## Description of the task
Identify all lines below that hold "учреждение" and collect them.

## Information provided
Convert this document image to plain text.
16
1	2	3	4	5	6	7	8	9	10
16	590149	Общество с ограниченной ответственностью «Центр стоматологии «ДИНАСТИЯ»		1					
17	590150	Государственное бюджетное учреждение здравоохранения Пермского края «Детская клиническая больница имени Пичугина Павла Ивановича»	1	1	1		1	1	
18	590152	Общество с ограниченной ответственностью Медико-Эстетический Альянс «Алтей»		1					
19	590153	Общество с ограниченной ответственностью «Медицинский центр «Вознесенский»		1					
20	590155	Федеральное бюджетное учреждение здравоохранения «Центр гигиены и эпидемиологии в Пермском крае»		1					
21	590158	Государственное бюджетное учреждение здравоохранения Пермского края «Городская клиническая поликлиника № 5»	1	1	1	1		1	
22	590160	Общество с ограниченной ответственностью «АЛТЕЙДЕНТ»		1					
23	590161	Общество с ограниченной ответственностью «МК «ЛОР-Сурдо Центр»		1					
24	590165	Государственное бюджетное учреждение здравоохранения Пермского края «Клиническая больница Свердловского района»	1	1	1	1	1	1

## Answer for the task
17	590150	Государственное бюджетное учреждение здравоохранения Пермского края «Детская клиническая больница имени Пичугина Павла Ивановича»	1	1	1		1	1	
20	590155	Федеральное бюджетное учреждение здравоохранения «Центр гигиены и эпидемиологии в Пермском крае»		1					
21	590158	Государственное бюджетное учреждение здравоохранения Пермского края «Городская клиническая поликлиника № 5»	1	1	1	1		1	
24	590165	Государственное бюджетное учреждение здравоохранения Пермского края «Клиническая больница Свердловского района»	1	1	1	1	1	1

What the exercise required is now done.